# Exercise objective
Extract all of the data and reproduce it precisely.

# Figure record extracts
————
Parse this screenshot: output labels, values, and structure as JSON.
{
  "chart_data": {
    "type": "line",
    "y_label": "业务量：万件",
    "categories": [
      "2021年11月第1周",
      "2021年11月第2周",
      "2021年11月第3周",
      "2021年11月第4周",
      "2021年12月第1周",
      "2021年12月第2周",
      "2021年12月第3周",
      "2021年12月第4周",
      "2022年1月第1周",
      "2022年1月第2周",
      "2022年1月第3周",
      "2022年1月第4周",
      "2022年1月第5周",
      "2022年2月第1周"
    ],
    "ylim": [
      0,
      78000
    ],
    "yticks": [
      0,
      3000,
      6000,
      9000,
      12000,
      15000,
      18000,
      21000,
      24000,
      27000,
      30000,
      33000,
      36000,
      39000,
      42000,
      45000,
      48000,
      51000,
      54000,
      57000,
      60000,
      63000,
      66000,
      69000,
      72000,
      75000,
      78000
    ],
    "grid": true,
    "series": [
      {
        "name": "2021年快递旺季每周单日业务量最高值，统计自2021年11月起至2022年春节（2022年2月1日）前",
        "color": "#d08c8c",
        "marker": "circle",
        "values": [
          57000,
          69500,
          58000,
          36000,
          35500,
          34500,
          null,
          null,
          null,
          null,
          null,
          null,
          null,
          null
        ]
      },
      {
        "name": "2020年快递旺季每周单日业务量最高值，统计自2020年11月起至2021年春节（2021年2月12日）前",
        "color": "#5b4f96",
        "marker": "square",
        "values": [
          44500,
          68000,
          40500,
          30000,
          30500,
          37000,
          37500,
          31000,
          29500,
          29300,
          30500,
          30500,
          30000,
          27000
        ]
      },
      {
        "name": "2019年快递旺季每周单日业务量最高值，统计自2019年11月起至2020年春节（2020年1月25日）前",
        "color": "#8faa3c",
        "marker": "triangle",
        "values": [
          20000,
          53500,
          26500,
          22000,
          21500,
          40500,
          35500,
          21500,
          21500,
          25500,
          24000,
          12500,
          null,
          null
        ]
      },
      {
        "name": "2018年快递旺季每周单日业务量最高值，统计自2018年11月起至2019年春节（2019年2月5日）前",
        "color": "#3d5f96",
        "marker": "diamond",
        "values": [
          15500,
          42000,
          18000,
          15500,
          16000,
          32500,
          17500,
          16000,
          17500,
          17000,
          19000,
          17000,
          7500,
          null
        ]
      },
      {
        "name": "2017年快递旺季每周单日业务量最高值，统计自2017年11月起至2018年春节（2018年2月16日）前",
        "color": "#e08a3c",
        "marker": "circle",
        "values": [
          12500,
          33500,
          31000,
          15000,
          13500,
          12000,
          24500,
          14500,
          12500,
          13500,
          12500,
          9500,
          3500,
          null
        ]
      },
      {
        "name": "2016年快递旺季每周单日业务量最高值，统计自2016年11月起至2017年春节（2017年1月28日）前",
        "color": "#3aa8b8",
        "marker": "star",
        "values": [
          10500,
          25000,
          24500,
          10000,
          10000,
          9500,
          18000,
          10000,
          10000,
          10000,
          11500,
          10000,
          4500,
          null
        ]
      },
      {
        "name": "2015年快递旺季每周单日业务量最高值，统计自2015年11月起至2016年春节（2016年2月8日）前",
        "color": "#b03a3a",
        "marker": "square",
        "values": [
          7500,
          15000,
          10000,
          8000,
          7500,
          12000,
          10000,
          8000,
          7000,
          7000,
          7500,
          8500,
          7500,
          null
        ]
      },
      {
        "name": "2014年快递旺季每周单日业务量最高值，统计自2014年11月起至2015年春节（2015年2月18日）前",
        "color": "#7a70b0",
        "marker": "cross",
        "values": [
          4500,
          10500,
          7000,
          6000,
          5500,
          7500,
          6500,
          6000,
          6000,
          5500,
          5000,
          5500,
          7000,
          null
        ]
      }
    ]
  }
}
————
# Response for this exercise
Parse this screenshot: output labels, values, and structure as JSON.
{
  "chart_data": {
    "type": "line",
    "y_label": "业务量：万件",
    "categories": [
      "2021年11月第1周",
      "2021年11月第2周",
      "2021年11月第3周",
      "2021年11月第4周",
      "2021年12月第1周",
      "2021年12月第2周",
      "2021年12月第3周",
      "2021年12月第4周",
      "2022年1月第1周",
      "2022年1月第2周",
      "2022年1月第3周",
      "2022年1月第4周",
      "2022年1月第5周",
      "2022年2月第1周"
    ],
    "ylim": [
      0,
      78000
    ],
    "yticks": [
      0,
      3000,
      6000,
      9000,
      12000,
      15000,
      18000,
      21000,
      24000,
      27000,
      30000,
      33000,
      36000,
      39000,
      42000,
      45000,
      48000,
      51000,
      54000,
      57000,
      60000,
      63000,
      66000,
      69000,
      72000,
      75000,
      78000
    ],
    "grid": true,
    "series": [
      {
        "name": "2021年快递旺季每周单日业务量最高值，统计自2021年11月起至2022年春节（2022年2月1日）前",
        "color": "#d08c8c",
        "marker": "circle",
        "values": [
          57000,
          69500,
          58000,
          36000,
          35500,
          34500,
          null,
          null,
          null,
          null,
          null,
          null,
          null,
          null
        ]
      },
      {
        "name": "2020年快递旺季每周单日业务量最高值，统计自2020年11月起至2021年春节（2021年2月12日）前",
        "color": "#5b4f96",
        "marker": "square",
        "values": [
          44500,
          68000,
          40500,
          30000,
          30500,
          37000,
          37500,
          31000,
          29500,
          29300,
          30500,
          30500,
          30000,
          27000
        ]
      },
      {
        "name": "2019年快递旺季每周单日业务量最高值，统计自2019年11月起至2020年春节（2020年1月25日）前",
        "color": "#8faa3c",
        "marker": "triangle",
        "values": [
          20000,
          53500,
          26500,
          22000,
          21500,
          40500,
          35500,
          21500,
          21500,
          25500,
          24000,
          12500,
          null,
          null
        ]
      },
      {
        "name": "2018年快递旺季每周单日业务量最高值，统计自2018年11月起至2019年春节（2019年2月5日）前",
        "color": "#3d5f96",
        "marker": "diamond",
        "values": [
          15500,
          42000,
          18000,
          15500,
          16000,
          32500,
          17500,
          16000,
          17500,
          17000,
          19000,
          17000,
          7500,
          null
        ]
      },
      {
        "name": "2017年快递旺季每周单日业务量最高值，统计自2017年11月起至2018年春节（2018年2月16日）前",
        "color": "#e08a3c",
        "marker": "circle",
        "values": [
          12500,
          33500,
          31000,
          15000,
          13500,
          12000,
          24500,
          14500,
          12500,
          13500,
          12500,
          9500,
          3500,
          null
        ]
      },
      {
        "name": "2016年快递旺季每周单日业务量最高值，统计自2016年11月起至2017年春节（2017年1月28日）前",
        "color": "#3aa8b8",
        "marker": "star",
        "values": [
          10500,
          25000,
          24500,
          10000,
          10000,
          9500,
          18000,
          10000,
          10000,
          10000,
          11500,
          10000,
          4500,
          null
        ]
      },
      {
        "name": "2015年快递旺季每周单日业务量最高值，统计自2015年11月起至2016年春节（2016年2月8日）前",
        "color": "#b03a3a",
        "marker": "square",
        "values": [
          7500,
          15000,
          10000,
          8000,
          7500,
          12000,
          10000,
          8000,
          7000,
          7000,
          7500,
          8500,
          7500,
          null
        ]
      },
      {
        "name": "2014年快递旺季每周单日业务量最高值，统计自2014年11月起至2015年春节（2015年2月18日）前",
        "color": "#7a70b0",
        "marker": "cross",
        "values": [
          4500,
          10500,
          7000,
          6000,
          5500,
          7500,
          6500,
          6000,
          6000,
          5500,
          5000,
          5500,
          7000,
          null
        ]
      }
    ]
  }
}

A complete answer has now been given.